— Data to process —
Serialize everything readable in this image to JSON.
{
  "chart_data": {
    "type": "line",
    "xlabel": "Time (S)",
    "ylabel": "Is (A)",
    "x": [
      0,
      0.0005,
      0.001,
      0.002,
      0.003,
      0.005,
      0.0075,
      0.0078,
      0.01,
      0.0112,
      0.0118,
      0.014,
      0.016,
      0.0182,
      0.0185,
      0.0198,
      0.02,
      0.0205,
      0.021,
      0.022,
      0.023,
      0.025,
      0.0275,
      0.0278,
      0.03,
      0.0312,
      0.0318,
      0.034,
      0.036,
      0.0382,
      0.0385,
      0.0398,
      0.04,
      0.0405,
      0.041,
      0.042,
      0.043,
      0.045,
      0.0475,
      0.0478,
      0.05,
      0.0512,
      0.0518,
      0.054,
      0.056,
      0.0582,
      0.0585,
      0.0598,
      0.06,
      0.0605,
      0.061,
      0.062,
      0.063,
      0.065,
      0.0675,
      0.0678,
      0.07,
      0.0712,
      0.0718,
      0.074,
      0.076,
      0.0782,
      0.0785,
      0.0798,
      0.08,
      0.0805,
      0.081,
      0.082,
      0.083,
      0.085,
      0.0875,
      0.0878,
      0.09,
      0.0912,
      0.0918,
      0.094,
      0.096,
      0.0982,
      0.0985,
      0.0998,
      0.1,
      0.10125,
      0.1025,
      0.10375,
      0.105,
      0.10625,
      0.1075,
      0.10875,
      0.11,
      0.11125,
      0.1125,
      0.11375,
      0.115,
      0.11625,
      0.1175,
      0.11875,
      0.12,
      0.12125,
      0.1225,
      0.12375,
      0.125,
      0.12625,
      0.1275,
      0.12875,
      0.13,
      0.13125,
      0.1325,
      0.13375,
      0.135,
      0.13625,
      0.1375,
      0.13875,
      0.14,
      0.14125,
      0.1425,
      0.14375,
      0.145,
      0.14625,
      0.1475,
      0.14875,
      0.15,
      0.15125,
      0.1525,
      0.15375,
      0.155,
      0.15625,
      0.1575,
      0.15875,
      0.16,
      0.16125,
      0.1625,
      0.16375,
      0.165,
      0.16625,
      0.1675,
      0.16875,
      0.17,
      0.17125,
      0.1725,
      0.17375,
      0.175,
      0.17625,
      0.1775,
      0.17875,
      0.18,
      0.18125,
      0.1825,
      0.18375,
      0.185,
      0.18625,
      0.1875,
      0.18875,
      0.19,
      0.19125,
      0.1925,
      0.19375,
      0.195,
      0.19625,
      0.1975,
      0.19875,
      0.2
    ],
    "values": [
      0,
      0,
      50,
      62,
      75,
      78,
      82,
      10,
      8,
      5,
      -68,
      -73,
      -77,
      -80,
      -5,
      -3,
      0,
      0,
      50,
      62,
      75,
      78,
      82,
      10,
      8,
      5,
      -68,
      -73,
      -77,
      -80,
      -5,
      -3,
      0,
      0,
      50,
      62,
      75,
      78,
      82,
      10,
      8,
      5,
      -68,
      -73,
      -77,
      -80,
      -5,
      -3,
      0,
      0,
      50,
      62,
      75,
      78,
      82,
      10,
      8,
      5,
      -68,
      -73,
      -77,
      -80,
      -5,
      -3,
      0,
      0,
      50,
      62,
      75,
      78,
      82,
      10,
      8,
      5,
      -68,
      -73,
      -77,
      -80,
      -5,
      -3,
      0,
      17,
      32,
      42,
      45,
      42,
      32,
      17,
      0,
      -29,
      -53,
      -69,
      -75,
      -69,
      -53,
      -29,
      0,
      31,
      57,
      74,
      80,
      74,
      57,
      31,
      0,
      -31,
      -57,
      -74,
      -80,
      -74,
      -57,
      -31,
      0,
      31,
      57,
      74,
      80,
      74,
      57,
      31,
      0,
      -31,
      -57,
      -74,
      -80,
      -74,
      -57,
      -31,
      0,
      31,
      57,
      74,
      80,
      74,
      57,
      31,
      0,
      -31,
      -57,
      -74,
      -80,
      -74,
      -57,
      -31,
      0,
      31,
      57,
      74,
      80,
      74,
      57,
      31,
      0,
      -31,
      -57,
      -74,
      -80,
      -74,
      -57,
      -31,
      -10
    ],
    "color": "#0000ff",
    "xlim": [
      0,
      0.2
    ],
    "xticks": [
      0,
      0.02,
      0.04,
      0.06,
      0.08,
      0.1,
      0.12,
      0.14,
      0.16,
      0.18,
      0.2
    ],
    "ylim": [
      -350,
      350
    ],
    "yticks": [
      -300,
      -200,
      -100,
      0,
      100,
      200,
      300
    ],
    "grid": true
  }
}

— Task description —
Repeat the records above exactly as they appear.

— Written answer —
Serialize everything readable in this image to JSON.
{
  "chart_data": {
    "type": "line",
    "xlabel": "Time (S)",
    "ylabel": "Is (A)",
    "x": [
      0,
      0.0005,
      0.001,
      0.002,
      0.003,
      0.005,
      0.0075,
      0.0078,
      0.01,
      0.0112,
      0.0118,
      0.014,
      0.016,
      0.0182,
      0.0185,
      0.0198,
      0.02,
      0.0205,
      0.021,
      0.022,
      0.023,
      0.025,
      0.0275,
      0.0278,
      0.03,
      0.0312,
      0.0318,
      0.034,
      0.036,
      0.0382,
      0.0385,
      0.0398,
      0.04,
      0.0405,
      0.041,
      0.042,
      0.043,
      0.045,
      0.0475,
      0.0478,
      0.05,
      0.0512,
      0.0518,
      0.054,
      0.056,
      0.0582,
      0.0585,
      0.0598,
      0.06,
      0.0605,
      0.061,
      0.062,
      0.063,
      0.065,
      0.0675,
      0.0678,
      0.07,
      0.0712,
      0.0718,
      0.074,
      0.076,
      0.0782,
      0.0785,
      0.0798,
      0.08,
      0.0805,
      0.081,
      0.082,
      0.083,
      0.085,
      0.0875,
      0.0878,
      0.09,
      0.0912,
      0.0918,
      0.094,
      0.096,
      0.0982,
      0.0985,
      0.0998,
      0.1,
      0.10125,
      0.1025,
      0.10375,
      0.105,
      0.10625,
      0.1075,
      0.10875,
      0.11,
      0.11125,
      0.1125,
      0.11375,
      0.115,
      0.11625,
      0.1175,
      0.11875,
      0.12,
      0.12125,
      0.1225,
      0.12375,
      0.125,
      0.12625,
      0.1275,
      0.12875,
      0.13,
      0.13125,
      0.1325,
      0.13375,
      0.135,
      0.13625,
      0.1375,
      0.13875,
      0.14,
      0.14125,
      0.1425,
      0.14375,
      0.145,
      0.14625,
      0.1475,
      0.14875,
      0.15,
      0.15125,
      0.1525,
      0.15375,
      0.155,
      0.15625,
      0.1575,
      0.15875,
      0.16,
      0.16125,
      0.1625,
      0.16375,
      0.165,
      0.16625,
      0.1675,
      0.16875,
      0.17,
      0.17125,
      0.1725,
      0.17375,
      0.175,
      0.17625,
      0.1775,
      0.17875,
      0.18,
      0.18125,
      0.1825,
      0.18375,
      0.185,
      0.18625,
      0.1875,
      0.18875,
      0.19,
      0.19125,
      0.1925,
      0.19375,
      0.195,
      0.19625,
      0.1975,
      0.19875,
      0.2
    ],
    "values": [
      0,
      0,
      50,
      62,
      75,
      78,
      82,
      10,
      8,
      5,
      -68,
      -73,
      -77,
      -80,
      -5,
      -3,
      0,
      0,
      50,
      62,
      75,
      78,
      82,
      10,
      8,
      5,
      -68,
      -73,
      -77,
      -80,
      -5,
      -3,
      0,
      0,
      50,
      62,
      75,
      78,
      82,
      10,
      8,
      5,
      -68,
      -73,
      -77,
      -80,
      -5,
      -3,
      0,
      0,
      50,
      62,
      75,
      78,
      82,
      10,
      8,
      5,
      -68,
      -73,
      -77,
      -80,
      -5,
      -3,
      0,
      0,
      50,
      62,
      75,
      78,
      82,
      10,
      8,
      5,
      -68,
      -73,
      -77,
      -80,
      -5,
      -3,
      0,
      17,
      32,
      42,
      45,
      42,
      32,
      17,
      0,
      -29,
      -53,
      -69,
      -75,
      -69,
      -53,
      -29,
      0,
      31,
      57,
      74,
      80,
      74,
      57,
      31,
      0,
      -31,
      -57,
      -74,
      -80,
      -74,
      -57,
      -31,
      0,
      31,
      57,
      74,
      80,
      74,
      57,
      31,
      0,
      -31,
      -57,
      -74,
      -80,
      -74,
      -57,
      -31,
      0,
      31,
      57,
      74,
      80,
      74,
      57,
      31,
      0,
      -31,
      -57,
      -74,
      -80,
      -74,
      -57,
      -31,
      0,
      31,
      57,
      74,
      80,
      74,
      57,
      31,
      0,
      -31,
      -57,
      -74,
      -80,
      -74,
      -57,
      -31,
      -10
    ],
    "color": "#0000ff",
    "xlim": [
      0,
      0.2
    ],
    "xticks": [
      0,
      0.02,
      0.04,
      0.06,
      0.08,
      0.1,
      0.12,
      0.14,
      0.16,
      0.18,
      0.2
    ],
    "ylim": [
      -350,
      350
    ],
    "yticks": [
      -300,
      -200,
      -100,
      0,
      100,
      200,
      300
    ],
    "grid": true
  }
}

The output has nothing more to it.